**What is needed:**
Write out each line from the data below that includes the word "объектов".
-- begin Data --
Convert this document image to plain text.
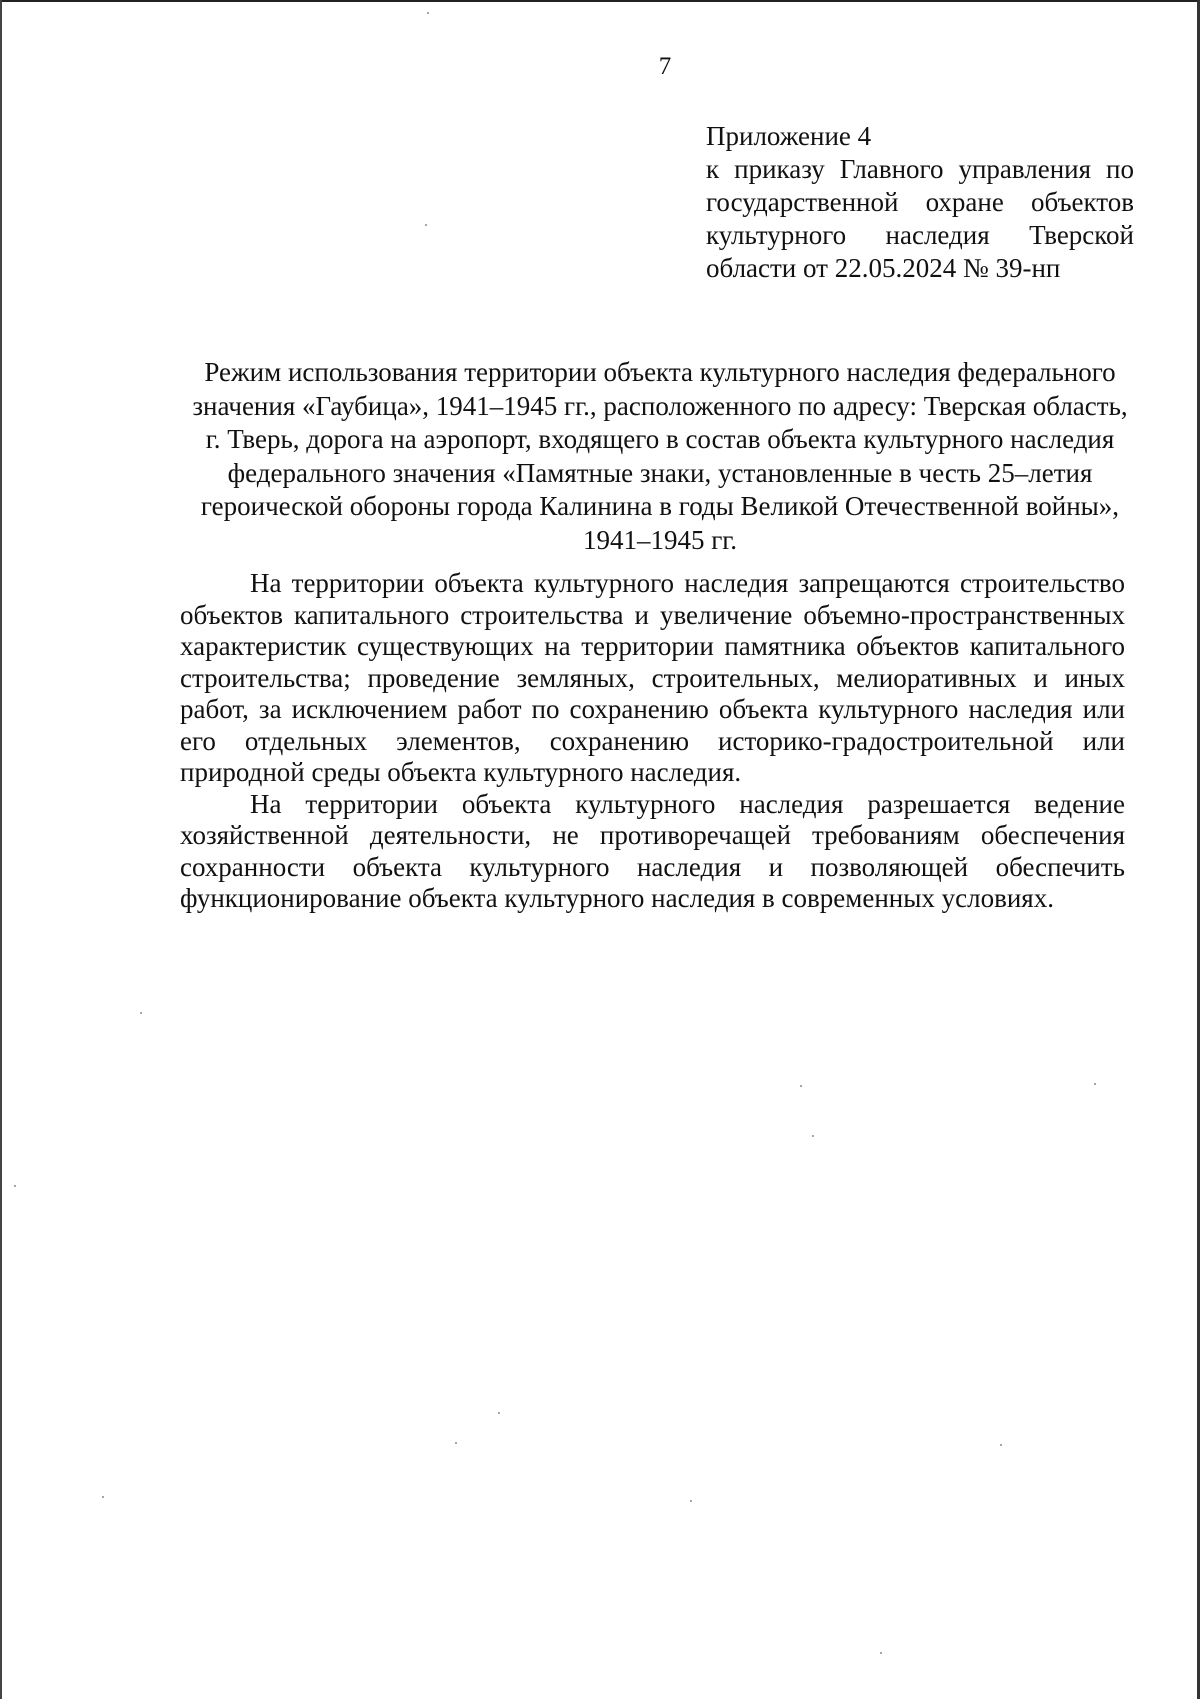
7
Приложение 4
к приказу Главного управления по государственной охране объектов культурного наследия Тверской области от 22.05.2024 № 39-нп
Режим использования территории объекта культурного наследия федерального значения «Гаубица», 1941–1945 гг., расположенного по адресу: Тверская область, г. Тверь, дорога на аэропорт, входящего в состав объекта культурного наследия федерального значения «Памятные знаки, установленные в честь 25–летия героической обороны города Калинина в годы Великой Отечественной войны», 1941–1945 гг.

На территории объекта культурного наследия запрещаются строительство объектов капитального строительства и увеличение объемно-пространственных характеристик существующих на территории памятника объектов капитального строительства; проведение земляных, строительных, мелиоративных и иных работ, за исключением работ по сохранению объекта культурного наследия или его отдельных элементов, сохранению историко-градостроительной или природной среды объекта культурного наследия.

На территории объекта культурного наследия разрешается ведение хозяйственной деятельности, не противоречащей требованиям обеспечения сохранности объекта культурного наследия и позволяющей обеспечить функционирование объекта культурного наследия в современных условиях.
-- end Data --
**Expected output:**
к приказу Главного управления по государственной охране объектов культурного наследия Тверской области от 22.05.2024 № 39-нп
На территории объекта культурного наследия запрещаются строительство объектов капитального строительства и увеличение объемно-пространственных характеристик существующих на территории памятника объектов капитального строительства; проведение земляных, строительных, мелиоративных и иных работ, за исключением работ по сохранению объекта культурного наследия или его отдельных элементов, сохранению историко-градостроительной или природной среды объекта культурного наследия.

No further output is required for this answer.